### Exercise
Copy each line where the word "category" occurs.

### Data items
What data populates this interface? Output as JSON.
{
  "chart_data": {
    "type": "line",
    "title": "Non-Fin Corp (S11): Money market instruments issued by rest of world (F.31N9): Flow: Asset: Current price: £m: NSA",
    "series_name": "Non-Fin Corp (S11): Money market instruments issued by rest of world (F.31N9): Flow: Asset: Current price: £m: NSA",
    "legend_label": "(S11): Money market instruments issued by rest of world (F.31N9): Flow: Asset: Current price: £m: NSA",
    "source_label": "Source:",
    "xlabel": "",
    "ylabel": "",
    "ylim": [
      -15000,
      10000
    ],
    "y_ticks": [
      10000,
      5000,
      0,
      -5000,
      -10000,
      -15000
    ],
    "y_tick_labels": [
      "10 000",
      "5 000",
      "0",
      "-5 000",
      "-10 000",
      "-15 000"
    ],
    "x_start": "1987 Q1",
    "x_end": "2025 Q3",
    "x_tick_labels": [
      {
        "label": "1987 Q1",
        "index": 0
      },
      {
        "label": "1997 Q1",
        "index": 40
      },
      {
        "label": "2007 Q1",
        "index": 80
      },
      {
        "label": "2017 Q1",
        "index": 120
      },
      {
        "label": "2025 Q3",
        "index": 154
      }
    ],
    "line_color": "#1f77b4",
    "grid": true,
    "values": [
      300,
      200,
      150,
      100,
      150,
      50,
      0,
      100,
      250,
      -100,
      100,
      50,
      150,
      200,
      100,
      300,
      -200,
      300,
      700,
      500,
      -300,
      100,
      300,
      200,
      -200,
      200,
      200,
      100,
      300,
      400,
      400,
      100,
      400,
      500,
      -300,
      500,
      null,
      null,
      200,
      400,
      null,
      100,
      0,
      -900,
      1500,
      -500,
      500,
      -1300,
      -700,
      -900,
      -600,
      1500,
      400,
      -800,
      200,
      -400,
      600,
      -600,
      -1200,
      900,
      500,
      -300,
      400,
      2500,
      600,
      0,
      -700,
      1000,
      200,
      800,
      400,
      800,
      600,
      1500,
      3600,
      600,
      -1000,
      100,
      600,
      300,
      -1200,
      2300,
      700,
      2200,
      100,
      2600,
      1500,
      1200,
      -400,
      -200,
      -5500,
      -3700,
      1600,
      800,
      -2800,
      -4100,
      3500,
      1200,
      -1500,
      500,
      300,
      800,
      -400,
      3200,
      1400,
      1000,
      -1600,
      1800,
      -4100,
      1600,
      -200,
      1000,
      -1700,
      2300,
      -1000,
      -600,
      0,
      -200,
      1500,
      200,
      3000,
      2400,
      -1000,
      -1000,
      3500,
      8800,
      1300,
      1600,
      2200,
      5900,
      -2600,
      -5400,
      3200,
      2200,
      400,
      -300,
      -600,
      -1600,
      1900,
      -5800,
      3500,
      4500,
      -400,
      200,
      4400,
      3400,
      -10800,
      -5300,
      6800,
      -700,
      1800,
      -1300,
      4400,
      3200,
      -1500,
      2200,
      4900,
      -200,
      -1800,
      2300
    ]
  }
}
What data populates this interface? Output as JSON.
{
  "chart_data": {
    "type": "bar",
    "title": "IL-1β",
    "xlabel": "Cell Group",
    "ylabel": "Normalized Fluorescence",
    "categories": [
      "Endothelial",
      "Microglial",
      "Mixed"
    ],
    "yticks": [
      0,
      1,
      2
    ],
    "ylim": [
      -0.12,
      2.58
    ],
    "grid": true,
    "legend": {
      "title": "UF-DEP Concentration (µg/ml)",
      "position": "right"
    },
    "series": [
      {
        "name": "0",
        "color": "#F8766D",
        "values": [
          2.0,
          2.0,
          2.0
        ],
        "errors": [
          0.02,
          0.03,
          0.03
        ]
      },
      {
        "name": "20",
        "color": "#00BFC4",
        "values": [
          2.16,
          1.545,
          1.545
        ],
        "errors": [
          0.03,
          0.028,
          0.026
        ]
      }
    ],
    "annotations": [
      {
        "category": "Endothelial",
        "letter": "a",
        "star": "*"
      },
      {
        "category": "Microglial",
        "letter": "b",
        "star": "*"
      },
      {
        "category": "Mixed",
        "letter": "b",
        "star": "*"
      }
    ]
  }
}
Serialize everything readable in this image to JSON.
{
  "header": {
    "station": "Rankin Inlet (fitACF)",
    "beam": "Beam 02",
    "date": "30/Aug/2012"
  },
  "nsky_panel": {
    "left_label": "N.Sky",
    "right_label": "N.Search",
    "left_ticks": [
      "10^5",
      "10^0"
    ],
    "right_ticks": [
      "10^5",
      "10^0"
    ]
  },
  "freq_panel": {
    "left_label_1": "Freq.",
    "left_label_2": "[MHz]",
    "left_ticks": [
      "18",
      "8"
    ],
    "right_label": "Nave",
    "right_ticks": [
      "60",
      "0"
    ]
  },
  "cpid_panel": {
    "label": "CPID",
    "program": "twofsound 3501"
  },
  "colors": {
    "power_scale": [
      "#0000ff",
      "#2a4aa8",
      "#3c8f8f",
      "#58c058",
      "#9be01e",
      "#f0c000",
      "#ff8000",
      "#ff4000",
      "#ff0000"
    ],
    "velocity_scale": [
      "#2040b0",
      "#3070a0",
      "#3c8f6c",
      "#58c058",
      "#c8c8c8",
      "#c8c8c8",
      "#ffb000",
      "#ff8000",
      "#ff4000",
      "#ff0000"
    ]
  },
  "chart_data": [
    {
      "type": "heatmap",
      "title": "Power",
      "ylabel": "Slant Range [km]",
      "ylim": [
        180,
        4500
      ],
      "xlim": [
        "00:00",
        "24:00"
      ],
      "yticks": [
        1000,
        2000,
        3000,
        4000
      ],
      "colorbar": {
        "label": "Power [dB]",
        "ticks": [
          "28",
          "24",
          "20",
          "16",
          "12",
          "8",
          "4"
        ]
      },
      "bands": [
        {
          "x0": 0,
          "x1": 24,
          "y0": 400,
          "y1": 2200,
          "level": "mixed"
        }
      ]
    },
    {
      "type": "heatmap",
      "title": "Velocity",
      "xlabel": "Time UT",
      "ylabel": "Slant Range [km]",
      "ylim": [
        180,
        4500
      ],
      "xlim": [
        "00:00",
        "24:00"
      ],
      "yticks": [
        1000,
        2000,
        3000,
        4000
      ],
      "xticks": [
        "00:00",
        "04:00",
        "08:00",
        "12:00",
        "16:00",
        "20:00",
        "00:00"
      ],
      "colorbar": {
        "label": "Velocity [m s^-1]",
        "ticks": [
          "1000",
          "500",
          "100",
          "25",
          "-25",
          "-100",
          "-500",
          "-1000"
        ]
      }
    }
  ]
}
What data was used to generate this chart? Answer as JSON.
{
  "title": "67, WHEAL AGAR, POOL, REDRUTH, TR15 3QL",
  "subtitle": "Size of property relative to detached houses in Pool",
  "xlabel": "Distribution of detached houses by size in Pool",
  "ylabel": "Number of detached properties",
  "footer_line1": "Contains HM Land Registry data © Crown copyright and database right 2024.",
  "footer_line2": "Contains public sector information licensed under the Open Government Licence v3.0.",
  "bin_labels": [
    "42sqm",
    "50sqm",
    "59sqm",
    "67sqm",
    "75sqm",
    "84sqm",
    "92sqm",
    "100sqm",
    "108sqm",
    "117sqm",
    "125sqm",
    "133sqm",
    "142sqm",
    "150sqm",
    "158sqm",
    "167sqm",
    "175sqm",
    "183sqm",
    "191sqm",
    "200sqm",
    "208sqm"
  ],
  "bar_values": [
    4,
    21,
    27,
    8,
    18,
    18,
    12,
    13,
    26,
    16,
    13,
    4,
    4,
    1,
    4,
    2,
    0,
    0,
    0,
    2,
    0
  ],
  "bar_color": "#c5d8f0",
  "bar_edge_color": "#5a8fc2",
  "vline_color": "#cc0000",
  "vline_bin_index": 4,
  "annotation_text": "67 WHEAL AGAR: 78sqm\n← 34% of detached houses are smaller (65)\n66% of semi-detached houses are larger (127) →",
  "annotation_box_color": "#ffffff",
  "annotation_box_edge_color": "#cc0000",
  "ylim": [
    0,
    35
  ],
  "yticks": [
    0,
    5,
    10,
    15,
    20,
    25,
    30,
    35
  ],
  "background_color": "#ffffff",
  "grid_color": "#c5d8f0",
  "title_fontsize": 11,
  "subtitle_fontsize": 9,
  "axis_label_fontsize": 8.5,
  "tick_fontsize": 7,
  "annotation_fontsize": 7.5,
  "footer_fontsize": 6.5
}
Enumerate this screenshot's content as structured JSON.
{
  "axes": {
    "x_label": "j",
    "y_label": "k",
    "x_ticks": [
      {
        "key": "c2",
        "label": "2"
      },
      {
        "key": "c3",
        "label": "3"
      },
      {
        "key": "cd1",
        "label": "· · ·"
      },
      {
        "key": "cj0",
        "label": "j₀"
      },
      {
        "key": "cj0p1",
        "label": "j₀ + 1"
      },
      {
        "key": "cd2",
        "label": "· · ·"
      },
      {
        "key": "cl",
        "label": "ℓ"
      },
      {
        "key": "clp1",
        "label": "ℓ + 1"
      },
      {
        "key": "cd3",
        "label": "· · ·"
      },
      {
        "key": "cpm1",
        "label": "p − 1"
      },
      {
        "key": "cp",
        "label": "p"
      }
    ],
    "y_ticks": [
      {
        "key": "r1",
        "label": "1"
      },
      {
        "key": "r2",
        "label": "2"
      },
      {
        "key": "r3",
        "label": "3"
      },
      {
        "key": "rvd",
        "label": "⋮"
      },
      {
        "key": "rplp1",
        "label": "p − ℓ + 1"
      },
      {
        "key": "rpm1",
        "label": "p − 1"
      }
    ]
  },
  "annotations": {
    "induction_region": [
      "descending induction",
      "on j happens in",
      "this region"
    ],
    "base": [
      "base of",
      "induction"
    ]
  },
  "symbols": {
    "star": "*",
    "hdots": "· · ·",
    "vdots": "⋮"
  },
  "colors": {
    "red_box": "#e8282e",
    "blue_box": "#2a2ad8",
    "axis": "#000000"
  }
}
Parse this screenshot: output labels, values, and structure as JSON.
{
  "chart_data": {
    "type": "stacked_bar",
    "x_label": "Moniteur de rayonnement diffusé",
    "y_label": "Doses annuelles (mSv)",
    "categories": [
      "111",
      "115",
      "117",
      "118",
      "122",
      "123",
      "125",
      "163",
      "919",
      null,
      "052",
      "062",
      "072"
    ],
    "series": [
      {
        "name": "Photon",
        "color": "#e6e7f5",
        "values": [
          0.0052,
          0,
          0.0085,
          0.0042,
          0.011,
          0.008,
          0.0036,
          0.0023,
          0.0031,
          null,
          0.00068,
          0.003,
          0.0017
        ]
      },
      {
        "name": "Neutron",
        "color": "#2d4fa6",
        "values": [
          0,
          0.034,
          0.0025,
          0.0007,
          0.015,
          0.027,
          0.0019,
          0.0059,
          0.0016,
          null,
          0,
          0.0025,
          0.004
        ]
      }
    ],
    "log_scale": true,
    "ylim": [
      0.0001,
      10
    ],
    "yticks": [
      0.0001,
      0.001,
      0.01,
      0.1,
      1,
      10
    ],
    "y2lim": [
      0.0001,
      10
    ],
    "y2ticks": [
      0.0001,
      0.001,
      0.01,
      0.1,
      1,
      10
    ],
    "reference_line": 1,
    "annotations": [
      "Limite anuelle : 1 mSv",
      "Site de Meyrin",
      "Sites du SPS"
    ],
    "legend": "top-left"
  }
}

### Completed exercise
        "category": "Endothelial",
        "category": "Microglial",
        "category": "Mixed",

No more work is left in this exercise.